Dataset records
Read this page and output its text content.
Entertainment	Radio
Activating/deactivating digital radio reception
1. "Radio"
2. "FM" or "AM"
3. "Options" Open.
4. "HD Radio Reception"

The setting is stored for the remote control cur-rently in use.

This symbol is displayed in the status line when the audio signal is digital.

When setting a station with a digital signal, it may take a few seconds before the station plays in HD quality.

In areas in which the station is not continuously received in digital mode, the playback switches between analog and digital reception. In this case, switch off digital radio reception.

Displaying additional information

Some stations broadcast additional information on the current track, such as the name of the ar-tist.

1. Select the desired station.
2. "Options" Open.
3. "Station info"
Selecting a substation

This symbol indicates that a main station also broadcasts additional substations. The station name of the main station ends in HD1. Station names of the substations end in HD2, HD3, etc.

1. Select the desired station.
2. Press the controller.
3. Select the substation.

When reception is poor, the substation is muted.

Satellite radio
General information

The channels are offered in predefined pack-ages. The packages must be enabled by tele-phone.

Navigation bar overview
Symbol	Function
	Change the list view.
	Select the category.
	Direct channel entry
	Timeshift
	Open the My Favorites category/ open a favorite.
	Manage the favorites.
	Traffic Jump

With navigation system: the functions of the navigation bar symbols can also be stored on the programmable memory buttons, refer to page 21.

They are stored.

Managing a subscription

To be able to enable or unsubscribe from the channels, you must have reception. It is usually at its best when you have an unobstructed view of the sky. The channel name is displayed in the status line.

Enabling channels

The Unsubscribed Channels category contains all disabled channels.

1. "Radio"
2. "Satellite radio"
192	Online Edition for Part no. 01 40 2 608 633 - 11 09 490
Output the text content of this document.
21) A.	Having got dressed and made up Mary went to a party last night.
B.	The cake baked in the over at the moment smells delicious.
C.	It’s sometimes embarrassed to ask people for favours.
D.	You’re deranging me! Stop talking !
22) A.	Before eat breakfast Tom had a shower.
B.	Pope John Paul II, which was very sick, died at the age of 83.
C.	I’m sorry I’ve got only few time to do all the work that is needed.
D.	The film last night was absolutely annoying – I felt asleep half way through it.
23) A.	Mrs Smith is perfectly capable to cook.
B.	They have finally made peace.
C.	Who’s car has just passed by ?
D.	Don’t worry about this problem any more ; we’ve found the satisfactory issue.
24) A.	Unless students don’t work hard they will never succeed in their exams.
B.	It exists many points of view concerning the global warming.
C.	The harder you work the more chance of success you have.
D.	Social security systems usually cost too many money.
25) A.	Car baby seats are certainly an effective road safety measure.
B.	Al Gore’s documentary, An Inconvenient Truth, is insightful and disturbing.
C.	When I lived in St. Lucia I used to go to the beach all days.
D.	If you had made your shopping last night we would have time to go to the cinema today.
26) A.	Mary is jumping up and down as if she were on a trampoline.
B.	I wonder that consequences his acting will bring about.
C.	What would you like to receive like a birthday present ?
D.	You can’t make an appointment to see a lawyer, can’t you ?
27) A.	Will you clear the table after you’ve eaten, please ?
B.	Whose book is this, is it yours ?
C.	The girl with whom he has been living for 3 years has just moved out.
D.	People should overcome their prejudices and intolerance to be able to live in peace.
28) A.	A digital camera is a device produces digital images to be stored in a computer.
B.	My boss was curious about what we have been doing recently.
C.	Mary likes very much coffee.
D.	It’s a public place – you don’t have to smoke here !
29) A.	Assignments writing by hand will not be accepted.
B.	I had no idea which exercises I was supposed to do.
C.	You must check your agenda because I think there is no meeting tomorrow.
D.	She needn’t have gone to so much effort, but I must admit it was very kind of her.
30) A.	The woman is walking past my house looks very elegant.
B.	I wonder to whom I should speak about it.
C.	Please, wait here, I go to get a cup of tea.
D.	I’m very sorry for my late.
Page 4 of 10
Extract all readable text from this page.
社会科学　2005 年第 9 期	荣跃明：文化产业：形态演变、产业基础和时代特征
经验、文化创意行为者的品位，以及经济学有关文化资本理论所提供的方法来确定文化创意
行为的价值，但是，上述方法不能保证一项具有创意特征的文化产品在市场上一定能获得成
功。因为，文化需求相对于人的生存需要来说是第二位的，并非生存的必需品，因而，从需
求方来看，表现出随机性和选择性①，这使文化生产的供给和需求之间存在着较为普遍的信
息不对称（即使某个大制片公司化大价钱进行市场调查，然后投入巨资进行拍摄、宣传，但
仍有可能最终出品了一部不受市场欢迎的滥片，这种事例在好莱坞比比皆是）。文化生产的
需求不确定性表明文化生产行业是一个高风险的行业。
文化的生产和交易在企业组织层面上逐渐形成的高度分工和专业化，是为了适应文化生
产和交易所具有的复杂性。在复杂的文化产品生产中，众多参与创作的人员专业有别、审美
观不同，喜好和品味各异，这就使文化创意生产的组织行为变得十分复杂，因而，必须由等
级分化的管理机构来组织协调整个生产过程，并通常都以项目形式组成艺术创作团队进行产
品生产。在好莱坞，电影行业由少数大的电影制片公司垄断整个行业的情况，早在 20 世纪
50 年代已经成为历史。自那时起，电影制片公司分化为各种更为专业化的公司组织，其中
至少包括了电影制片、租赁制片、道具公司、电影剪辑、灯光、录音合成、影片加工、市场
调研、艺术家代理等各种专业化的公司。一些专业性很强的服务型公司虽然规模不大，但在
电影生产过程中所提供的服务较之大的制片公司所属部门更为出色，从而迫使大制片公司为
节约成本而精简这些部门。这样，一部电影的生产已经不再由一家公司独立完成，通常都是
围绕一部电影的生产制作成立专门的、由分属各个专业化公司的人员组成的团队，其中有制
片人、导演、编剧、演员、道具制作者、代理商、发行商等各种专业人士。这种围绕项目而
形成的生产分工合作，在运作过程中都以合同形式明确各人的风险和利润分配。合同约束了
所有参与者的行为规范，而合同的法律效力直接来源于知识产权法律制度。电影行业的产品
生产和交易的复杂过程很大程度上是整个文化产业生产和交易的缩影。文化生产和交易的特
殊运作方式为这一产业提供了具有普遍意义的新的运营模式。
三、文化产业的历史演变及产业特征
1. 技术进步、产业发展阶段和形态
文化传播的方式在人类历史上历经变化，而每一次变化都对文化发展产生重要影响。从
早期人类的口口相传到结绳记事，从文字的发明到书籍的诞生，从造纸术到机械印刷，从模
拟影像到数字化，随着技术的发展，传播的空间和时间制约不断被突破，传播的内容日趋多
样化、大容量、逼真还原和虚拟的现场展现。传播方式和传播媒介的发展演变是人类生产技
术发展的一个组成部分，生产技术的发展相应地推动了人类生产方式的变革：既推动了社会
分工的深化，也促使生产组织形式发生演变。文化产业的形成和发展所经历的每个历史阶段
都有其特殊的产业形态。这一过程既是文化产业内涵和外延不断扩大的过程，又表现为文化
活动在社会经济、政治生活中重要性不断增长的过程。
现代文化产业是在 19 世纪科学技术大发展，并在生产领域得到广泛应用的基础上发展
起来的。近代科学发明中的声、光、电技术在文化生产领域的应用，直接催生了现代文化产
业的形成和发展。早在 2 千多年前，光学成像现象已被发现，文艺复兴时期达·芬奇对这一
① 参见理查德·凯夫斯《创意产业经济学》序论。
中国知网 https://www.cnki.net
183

*Job*
Tally the lines of the listing in which the word "content" occurs, and state the total alone.

*Expected answer*
2